Set task |
Copy all of the rows below word for word, leaving out the pictures.

Given data |

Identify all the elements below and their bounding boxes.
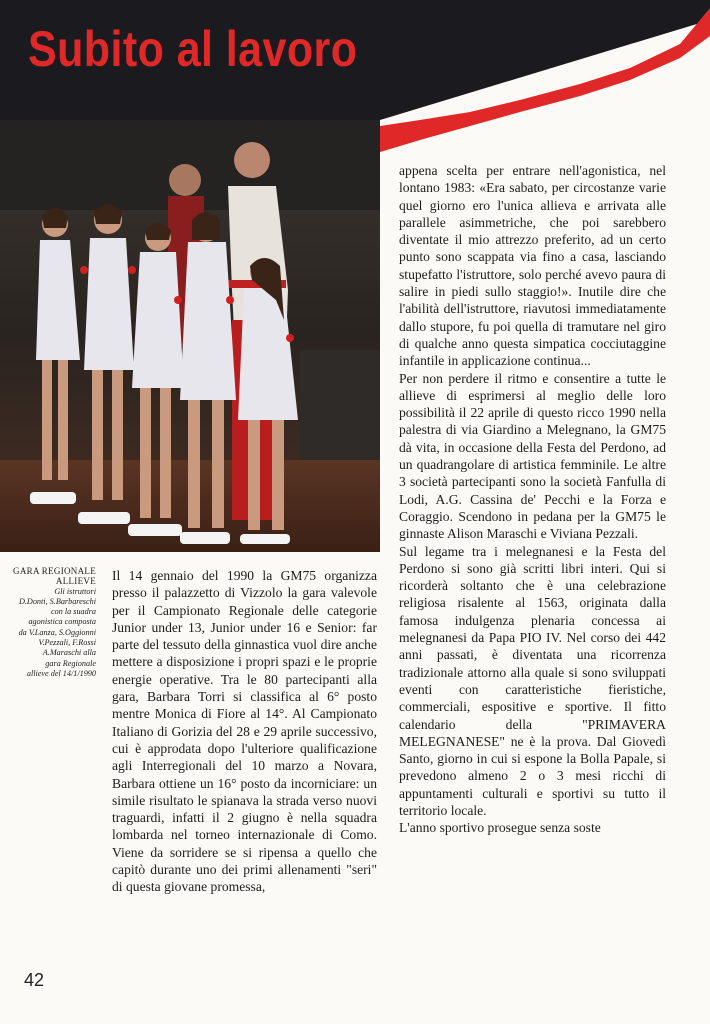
caption-line: A.Maraschi alla [42, 648, 96, 658]
article-right-column [399, 162, 666, 837]
page-title: Subito al lavoro [28, 21, 358, 77]
caption-line: da V.Lanza, S.Oggionni [18, 627, 96, 637]
page-number: 42 [24, 970, 45, 990]
caption-line: con la suadra [50, 607, 96, 617]
caption-line: allieve del 14/1/1990 [26, 668, 96, 678]
caption-line: V.Pezzali, F.Rossi [38, 638, 96, 648]
caption-heading-1: GARA REGIONALE [13, 566, 96, 576]
team-photo-image [0, 120, 380, 552]
article-paragraph: Sul legame tra i melegnanesi e la Festa del Perdono si sono già scritti libri interi. Qui si ricorderà soltanto che è una celebrazione religiosa risalente al 1563, originata dalla famosa indulgenza plenaria concessa ai melegnanesi da Papa PIO IV. Nel corso dei 442 anni passati, è diventata una ricorrenza tradizionale attorno alla quale si sono sviluppati eventi con caratteristiche fieristiche, commerciali, espositive e sportive. Il fitto calendario della "PRIMAVERA MELEGNANESE" ne è la prova. Dal Giovedì Santo, giorno in cui si espone la Bolla Papale, si prevedono almeno 2 o 3 mesi ricchi di appuntamenti culturali e sportivi su tutto il territorio locale. [399, 543, 666, 818]
article-paragraph: Per non perdere il ritmo e consentire a tutte le allieve di esprimersi al meglio delle loro possibilità il 22 aprile di questo ricco 1990 nella palestra di via Giardino a Melegnano, la GM75 dà vita, in occasione della Festa del Perdono, ad un quadrangolare di artistica femminile. Le altre 3 società partecipanti sono la società Fanfulla di Lodi, A.G. Cassina de' Pecchi e la Forza e Coraggio. Scendono in pedana per la GM75 le ginnaste Alison Maraschi e Viviana Pezzali. [399, 370, 666, 542]
article-left-column [112, 567, 377, 896]
caption-line: gara Regionale [45, 658, 96, 668]
caption-heading-2: ALLIEVE [55, 576, 96, 587]
article-paragraph: L'anno sportivo prosegue senza soste [399, 820, 601, 836]
caption-line: D.Donti, S.Barbareschi [18, 596, 96, 606]
article-paragraph: appena scelta per entrare nell'agonistica, nel lontano 1983: «Era sabato, per circostanze varie quel giorno ero l'unica allieva e arrivata alle parallele asimmetriche, che poi sarebbero diventate il mio attrezzo preferito, ad un certo punto sono scappata via fino a casa, lasciando stupefatto l'istruttore, solo perché avevo paura di salire in piedi sullo staggio!». Inutile dire che l'abilità dell'istruttore, riavutosi immediatamente dallo stupore, fu poi quella di tramutare nel giro di qualche anno questa simpatica cocciutaggine infantile in applicazione continua... [399, 163, 666, 369]
caption-line: Gli istruttori [54, 586, 96, 596]
article-paragraph: Il 14 gennaio del 1990 la GM75 organizza presso il palazzetto di Vizzolo la gara valevole per il Campionato Regionale delle categorie Junior under 13, Junior under 16 e Senior: far parte del tessuto della ginnastica vuol dire anche mettere a disposizione i propri spazi e le proprie energie operative. Tra le 80 partecipanti alla gara, Barbara Torri si classifica al 6° posto mentre Monica di Fiore al 14°. Al Campionato Italiano di Gorizia del 28 e 29 aprile successivo, cui è approdata dopo l'ulteriore qualificazione agli Interregionali del 10 marzo a Novara, Barbara ottiene un 16° posto da incorniciare: un simile risultato le spianava la strada verso nuovi traguardi, infatti il 2 giugno è nella squadra lombarda nel torneo internazionale di Como. Viene da sorridere se si ripensa a quello che capitò durante uno dei primi allenamenti "seri" di questa giovane promessa, [112, 568, 377, 895]
photo-caption [4, 566, 96, 679]
caption-line: agonistica composta [28, 617, 96, 627]
team-photo [0, 120, 380, 552]
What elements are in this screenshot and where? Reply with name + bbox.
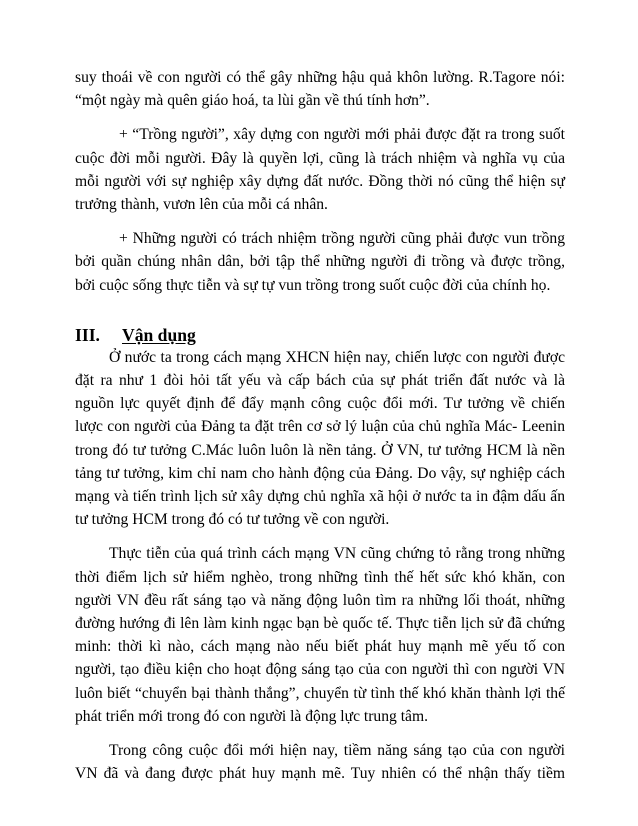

Task response |
Identify all the elements below and their bounding boxes.
caption-line: A.Maraschi alla [42, 648, 96, 658]
article-right-column [399, 162, 666, 837]
page-title: Subito al lavoro [28, 21, 358, 77]
caption-line: da V.Lanza, S.Oggionni [18, 627, 96, 637]
page-number: 42 [24, 970, 45, 990]
caption-line: con la suadra [50, 607, 96, 617]
caption-line: allieve del 14/1/1990 [26, 668, 96, 678]
caption-line: V.Pezzali, F.Rossi [38, 638, 96, 648]
caption-heading-1: GARA REGIONALE [13, 566, 96, 576]
team-photo-image [0, 120, 380, 552]
article-paragraph: Sul legame tra i melegnanesi e la Festa del Perdono si sono già scritti libri interi. Qui si ricorderà soltanto che è una celebrazione religiosa risalente al 1563, originata dalla famosa indulgenza plenaria concessa ai melegnanesi da Papa PIO IV. Nel corso dei 442 anni passati, è diventata una ricorrenza tradizionale attorno alla quale si sono sviluppati eventi con caratteristiche fieristiche, commerciali, espositive e sportive. Il fitto calendario della "PRIMAVERA MELEGNANESE" ne è la prova. Dal Giovedì Santo, giorno in cui si espone la Bolla Papale, si prevedono almeno 2 o 3 mesi ricchi di appuntamenti culturali e sportivi su tutto il territorio locale. [399, 543, 666, 818]
article-paragraph: Per non perdere il ritmo e consentire a tutte le allieve di esprimersi al meglio delle loro possibilità il 22 aprile di questo ricco 1990 nella palestra di via Giardino a Melegnano, la GM75 dà vita, in occasione della Festa del Perdono, ad un quadrangolare di artistica femminile. Le altre 3 società partecipanti sono la società Fanfulla di Lodi, A.G. Cassina de' Pecchi e la Forza e Coraggio. Scendono in pedana per la GM75 le ginnaste Alison Maraschi e Viviana Pezzali. [399, 370, 666, 542]
article-left-column [112, 567, 377, 896]
caption-line: gara Regionale [45, 658, 96, 668]
caption-heading-2: ALLIEVE [55, 576, 96, 587]
article-paragraph: L'anno sportivo prosegue senza soste [399, 820, 601, 836]
caption-line: D.Donti, S.Barbareschi [18, 596, 96, 606]
article-paragraph: appena scelta per entrare nell'agonistica, nel lontano 1983: «Era sabato, per circostanze varie quel giorno ero l'unica allieva e arrivata alle parallele asimmetriche, che poi sarebbero diventate il mio attrezzo preferito, ad un certo punto sono scappata via fino a casa, lasciando stupefatto l'istruttore, solo perché avevo paura di salire in piedi sullo staggio!». Inutile dire che l'abilità dell'istruttore, riavutosi immediatamente dallo stupore, fu poi quella di tramutare nel giro di qualche anno questa simpatica cocciutaggine infantile in applicazione continua... [399, 163, 666, 369]
caption-line: Gli istruttori [54, 586, 96, 596]
article-paragraph: Il 14 gennaio del 1990 la GM75 organizza presso il palazzetto di Vizzolo la gara valevole per il Campionato Regionale delle categorie Junior under 13, Junior under 16 e Senior: far parte del tessuto della ginnastica vuol dire anche mettere a disposizione i propri spazi e le proprie energie operative. Tra le 80 partecipanti alla gara, Barbara Torri si classifica al 6° posto mentre Monica di Fiore al 14°. Al Campionato Italiano di Gorizia del 28 e 29 aprile successivo, cui è approdata dopo l'ulteriore qualificazione agli Interregionali del 10 marzo a Novara, Barbara ottiene un 16° posto da incorniciare: un simile risultato le spianava la strada verso nuovi traguardi, infatti il 2 giugno è nella squadra lombarda nel torneo internazionale di Como. Viene da sorridere se si ripensa a quello che capitò durante uno dei primi allenamenti "seri" di questa giovane promessa, [112, 568, 377, 895]
photo-caption [4, 566, 96, 679]
caption-line: agonistica composta [28, 617, 96, 627]
team-photo [0, 120, 380, 552]
What elements are in this screenshot and where? Reply with name + bbox.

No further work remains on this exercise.